• INPUT MATERIAL:
*** Begin section ***

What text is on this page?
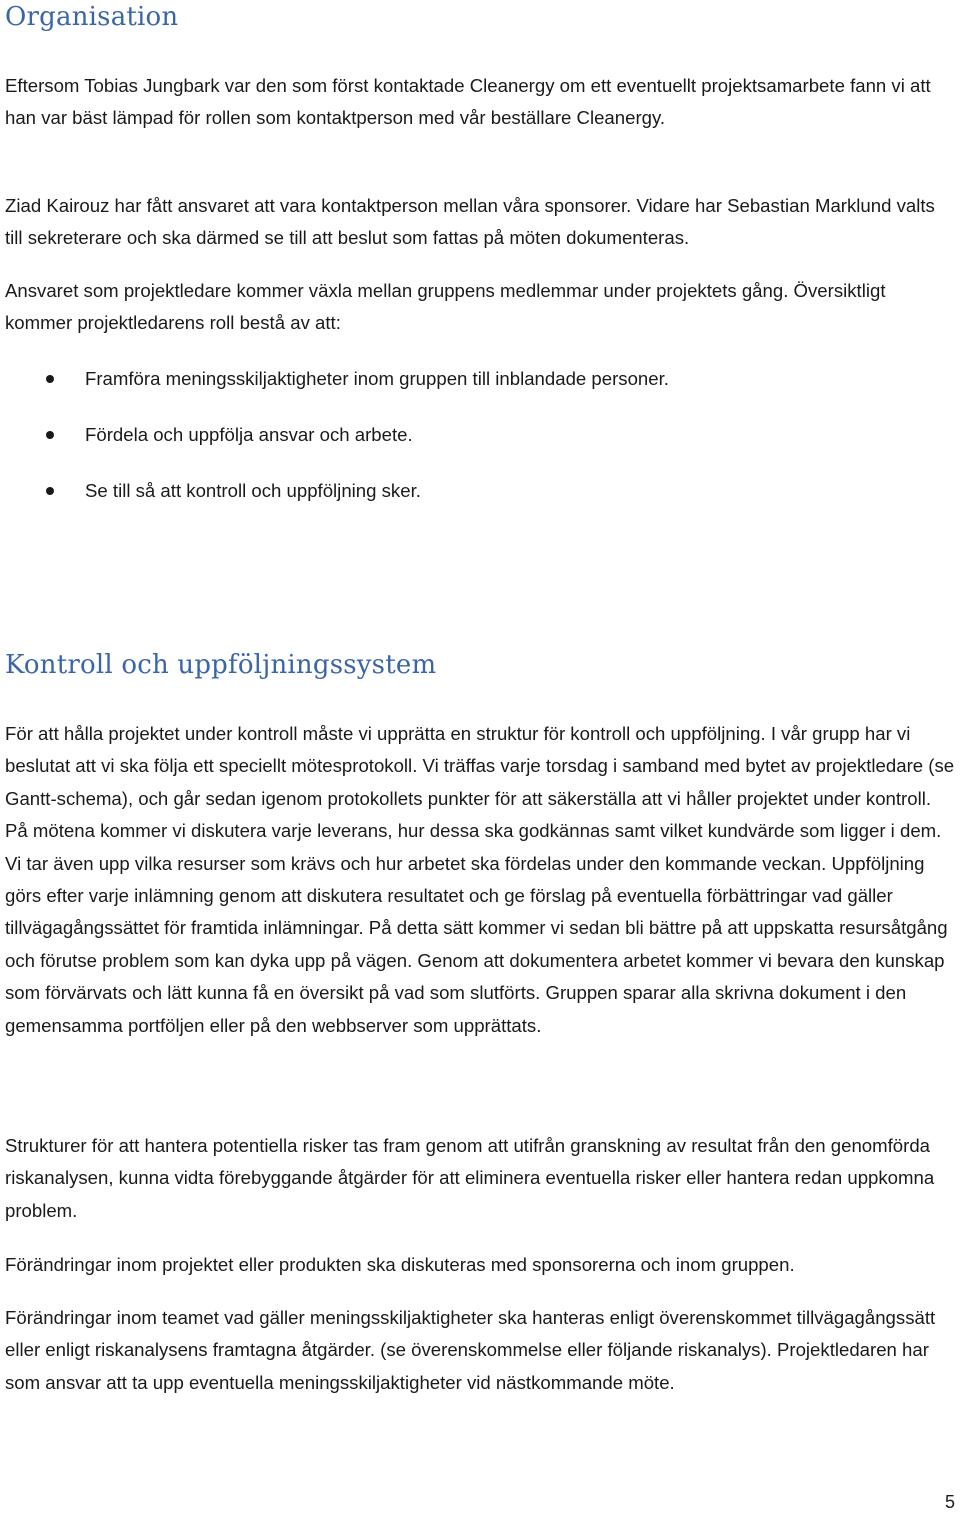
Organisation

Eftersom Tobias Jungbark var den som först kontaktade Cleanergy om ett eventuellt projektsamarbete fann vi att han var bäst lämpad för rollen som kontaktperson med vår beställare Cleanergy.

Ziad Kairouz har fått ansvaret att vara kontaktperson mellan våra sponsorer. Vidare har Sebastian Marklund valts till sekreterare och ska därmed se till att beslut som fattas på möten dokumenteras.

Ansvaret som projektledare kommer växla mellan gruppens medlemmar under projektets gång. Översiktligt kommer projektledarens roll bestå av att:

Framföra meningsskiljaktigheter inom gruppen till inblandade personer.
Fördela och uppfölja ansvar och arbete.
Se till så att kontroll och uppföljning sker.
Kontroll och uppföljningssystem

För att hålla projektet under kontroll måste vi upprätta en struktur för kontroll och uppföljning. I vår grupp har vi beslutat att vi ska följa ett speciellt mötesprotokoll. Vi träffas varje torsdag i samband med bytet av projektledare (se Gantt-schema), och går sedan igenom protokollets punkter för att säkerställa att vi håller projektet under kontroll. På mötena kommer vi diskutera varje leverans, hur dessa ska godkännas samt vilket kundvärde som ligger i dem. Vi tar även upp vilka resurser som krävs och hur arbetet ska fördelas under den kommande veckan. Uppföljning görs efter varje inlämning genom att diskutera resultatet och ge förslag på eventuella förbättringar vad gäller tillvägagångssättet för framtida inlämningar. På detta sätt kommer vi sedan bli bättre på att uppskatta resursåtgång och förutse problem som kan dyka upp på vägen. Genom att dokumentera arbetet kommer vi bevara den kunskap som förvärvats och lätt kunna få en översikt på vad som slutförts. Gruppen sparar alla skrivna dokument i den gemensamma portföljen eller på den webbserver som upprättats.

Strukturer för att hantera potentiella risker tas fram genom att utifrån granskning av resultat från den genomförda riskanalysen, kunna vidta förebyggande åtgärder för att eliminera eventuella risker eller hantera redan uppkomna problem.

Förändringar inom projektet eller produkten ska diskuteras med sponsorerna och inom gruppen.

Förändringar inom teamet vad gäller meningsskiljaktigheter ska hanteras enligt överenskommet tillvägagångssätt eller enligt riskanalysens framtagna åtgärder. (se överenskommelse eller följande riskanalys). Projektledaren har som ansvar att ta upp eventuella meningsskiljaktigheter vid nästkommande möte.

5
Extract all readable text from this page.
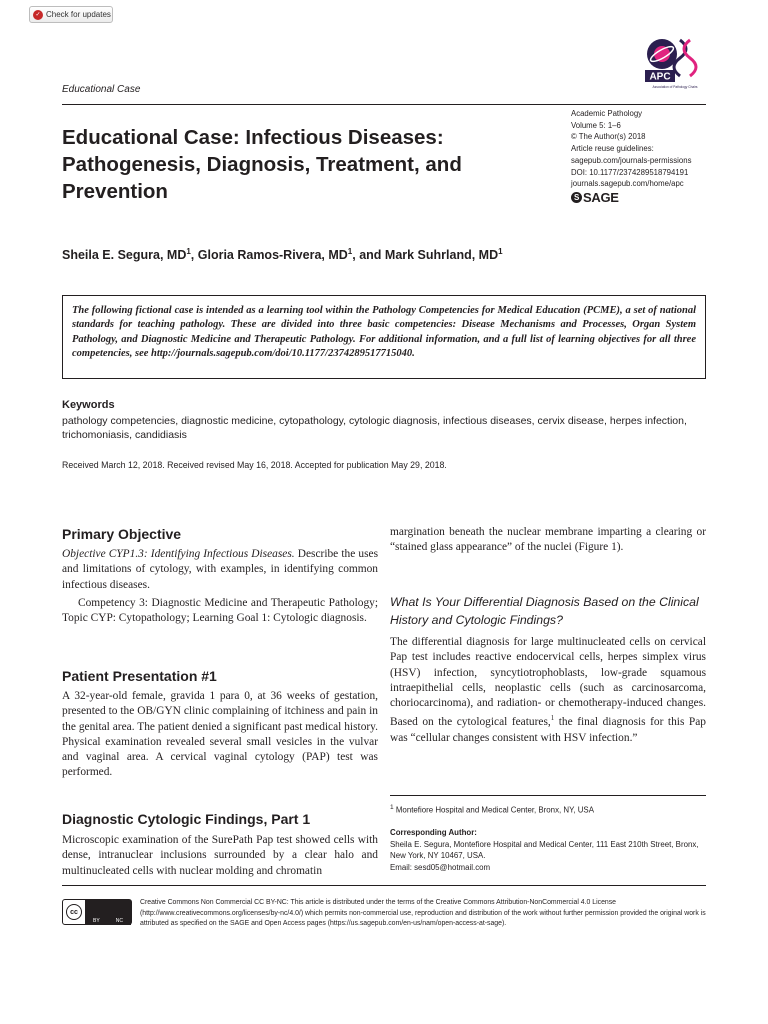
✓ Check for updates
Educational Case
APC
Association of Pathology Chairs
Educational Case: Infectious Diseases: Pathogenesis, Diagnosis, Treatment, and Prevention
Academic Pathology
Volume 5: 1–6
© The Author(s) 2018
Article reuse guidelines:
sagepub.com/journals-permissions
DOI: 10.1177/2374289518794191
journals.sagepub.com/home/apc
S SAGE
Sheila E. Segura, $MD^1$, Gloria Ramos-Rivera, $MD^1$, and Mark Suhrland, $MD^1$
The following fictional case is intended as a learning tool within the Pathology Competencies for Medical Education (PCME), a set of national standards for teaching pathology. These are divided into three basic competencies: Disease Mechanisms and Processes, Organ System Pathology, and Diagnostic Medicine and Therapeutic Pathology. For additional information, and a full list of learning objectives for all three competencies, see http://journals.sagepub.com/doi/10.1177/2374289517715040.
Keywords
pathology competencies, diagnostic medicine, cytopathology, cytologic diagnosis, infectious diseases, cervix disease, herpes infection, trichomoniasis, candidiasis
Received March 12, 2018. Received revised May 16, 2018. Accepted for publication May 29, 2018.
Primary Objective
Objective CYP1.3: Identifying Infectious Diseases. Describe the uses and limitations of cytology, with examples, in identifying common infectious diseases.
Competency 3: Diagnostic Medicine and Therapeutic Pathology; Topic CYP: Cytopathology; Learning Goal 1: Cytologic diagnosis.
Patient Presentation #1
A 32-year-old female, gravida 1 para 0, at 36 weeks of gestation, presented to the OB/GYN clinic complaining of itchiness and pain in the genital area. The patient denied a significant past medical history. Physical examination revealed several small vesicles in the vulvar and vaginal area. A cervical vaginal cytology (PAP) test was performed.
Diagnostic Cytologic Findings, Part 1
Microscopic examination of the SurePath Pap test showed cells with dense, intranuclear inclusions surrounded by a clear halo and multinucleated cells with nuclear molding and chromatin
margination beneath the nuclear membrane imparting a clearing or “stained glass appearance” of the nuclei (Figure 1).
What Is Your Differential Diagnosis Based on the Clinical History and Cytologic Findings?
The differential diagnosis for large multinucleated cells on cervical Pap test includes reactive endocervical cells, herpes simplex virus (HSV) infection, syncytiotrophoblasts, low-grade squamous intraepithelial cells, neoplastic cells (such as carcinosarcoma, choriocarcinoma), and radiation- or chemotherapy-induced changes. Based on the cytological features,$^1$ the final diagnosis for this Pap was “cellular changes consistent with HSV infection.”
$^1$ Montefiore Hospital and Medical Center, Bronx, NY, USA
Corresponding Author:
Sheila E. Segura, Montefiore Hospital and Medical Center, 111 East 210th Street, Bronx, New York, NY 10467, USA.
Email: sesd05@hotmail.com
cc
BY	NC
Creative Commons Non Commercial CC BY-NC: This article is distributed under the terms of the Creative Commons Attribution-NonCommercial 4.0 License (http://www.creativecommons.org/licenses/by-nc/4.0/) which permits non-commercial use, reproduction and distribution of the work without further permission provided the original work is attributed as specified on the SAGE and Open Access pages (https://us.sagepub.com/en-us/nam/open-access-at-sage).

*** End section ***
*** Begin section ***

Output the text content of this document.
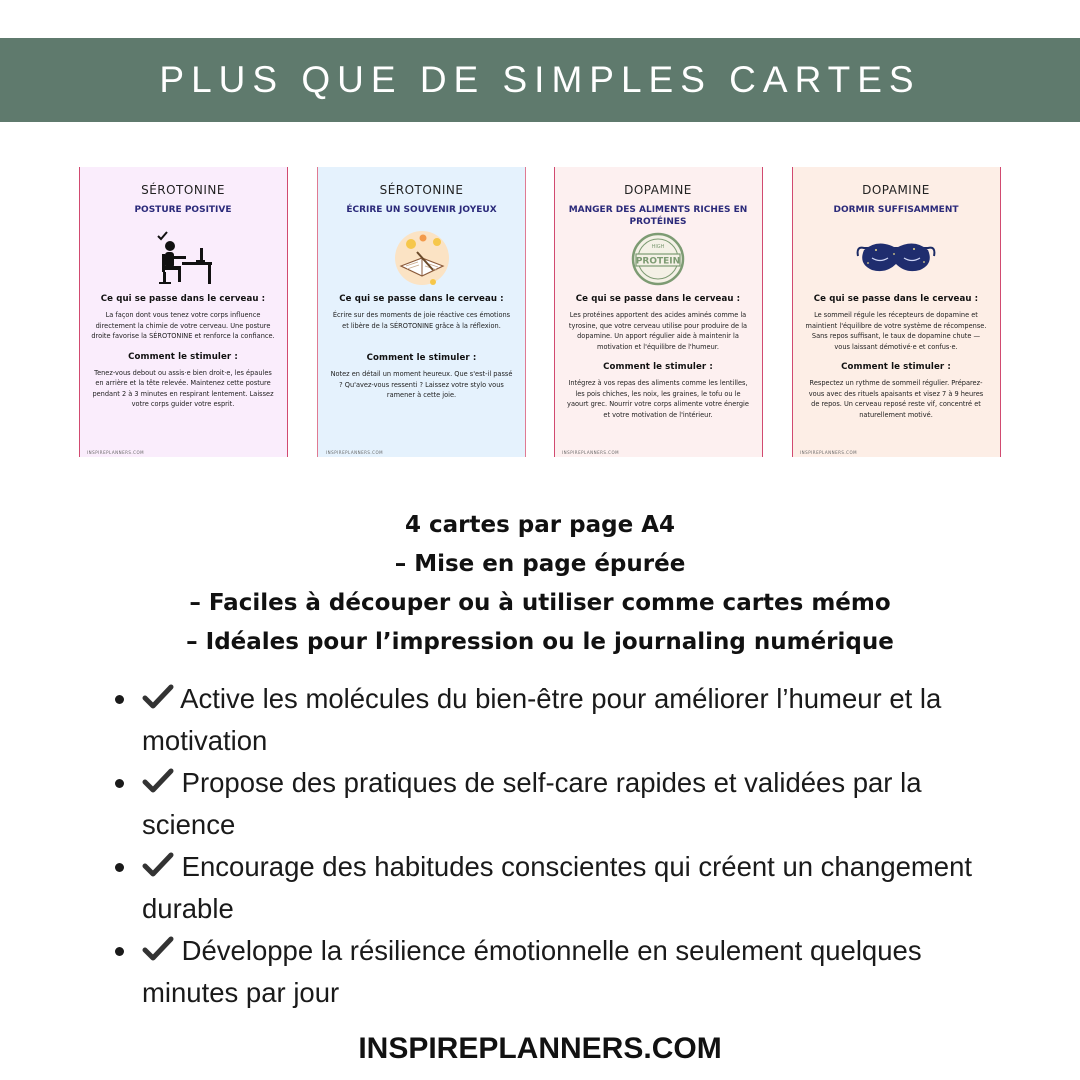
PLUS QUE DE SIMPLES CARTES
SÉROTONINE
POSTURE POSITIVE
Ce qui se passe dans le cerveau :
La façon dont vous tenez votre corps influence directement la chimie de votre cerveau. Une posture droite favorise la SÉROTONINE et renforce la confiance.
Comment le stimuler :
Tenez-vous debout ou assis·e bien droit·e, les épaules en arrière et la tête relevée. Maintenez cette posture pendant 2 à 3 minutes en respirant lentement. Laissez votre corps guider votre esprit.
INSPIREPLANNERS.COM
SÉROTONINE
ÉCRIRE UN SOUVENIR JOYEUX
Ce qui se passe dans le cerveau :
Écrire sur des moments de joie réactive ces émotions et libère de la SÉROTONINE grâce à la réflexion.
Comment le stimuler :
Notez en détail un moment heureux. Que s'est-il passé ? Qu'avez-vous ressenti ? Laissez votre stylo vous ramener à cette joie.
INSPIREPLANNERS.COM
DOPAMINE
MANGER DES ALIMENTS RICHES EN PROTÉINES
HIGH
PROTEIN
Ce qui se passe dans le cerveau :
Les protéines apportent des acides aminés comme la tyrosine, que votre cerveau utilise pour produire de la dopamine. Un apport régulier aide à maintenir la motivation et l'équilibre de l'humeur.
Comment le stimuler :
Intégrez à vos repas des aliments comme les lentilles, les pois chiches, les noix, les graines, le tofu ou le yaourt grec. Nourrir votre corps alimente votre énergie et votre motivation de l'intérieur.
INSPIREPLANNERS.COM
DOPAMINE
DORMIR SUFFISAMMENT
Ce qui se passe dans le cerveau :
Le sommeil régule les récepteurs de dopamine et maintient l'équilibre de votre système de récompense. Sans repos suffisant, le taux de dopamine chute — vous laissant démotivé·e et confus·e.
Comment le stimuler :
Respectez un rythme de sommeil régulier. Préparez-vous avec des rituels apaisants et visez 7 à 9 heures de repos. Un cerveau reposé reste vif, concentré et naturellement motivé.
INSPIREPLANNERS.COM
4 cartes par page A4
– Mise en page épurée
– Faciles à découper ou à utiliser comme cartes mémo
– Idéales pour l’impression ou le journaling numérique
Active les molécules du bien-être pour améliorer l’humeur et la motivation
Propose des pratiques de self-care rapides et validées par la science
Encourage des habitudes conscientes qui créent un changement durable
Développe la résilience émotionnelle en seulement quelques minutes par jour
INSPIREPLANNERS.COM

*** End section ***
*** Begin section ***

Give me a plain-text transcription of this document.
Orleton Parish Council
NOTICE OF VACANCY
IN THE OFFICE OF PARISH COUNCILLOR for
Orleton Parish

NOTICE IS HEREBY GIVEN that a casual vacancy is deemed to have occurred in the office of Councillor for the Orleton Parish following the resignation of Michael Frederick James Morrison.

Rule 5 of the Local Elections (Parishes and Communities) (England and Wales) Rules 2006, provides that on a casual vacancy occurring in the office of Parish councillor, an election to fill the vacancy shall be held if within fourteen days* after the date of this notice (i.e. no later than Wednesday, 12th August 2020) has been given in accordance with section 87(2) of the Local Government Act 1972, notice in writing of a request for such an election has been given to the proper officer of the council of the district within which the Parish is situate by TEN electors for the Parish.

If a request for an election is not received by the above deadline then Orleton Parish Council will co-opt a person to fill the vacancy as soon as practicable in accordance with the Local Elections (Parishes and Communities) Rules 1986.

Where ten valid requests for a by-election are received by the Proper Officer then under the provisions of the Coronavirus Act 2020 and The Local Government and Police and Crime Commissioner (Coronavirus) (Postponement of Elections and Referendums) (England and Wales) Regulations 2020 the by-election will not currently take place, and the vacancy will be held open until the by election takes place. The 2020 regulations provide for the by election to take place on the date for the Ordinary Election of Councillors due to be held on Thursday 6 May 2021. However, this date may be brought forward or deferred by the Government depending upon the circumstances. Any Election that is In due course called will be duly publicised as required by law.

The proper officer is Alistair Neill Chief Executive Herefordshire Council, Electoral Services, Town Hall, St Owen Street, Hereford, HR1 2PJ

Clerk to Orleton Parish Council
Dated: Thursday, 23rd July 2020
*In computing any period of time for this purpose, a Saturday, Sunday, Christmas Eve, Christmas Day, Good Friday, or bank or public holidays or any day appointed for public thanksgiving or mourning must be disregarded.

*** End section ***

• WHAT THIS TASK INVOLVES: Search the records above for the string "SÉROTONINE" and copy each line that holds it.

• ANSWER SECTION:
SÉROTONINE
La façon dont vous tenez votre corps influence directement la chimie de votre cerveau. Une posture droite favorise la SÉROTONINE et renforce la confiance.
SÉROTONINE
Écrire sur des moments de joie réactive ces émotions et libère de la SÉROTONINE grâce à la réflexion.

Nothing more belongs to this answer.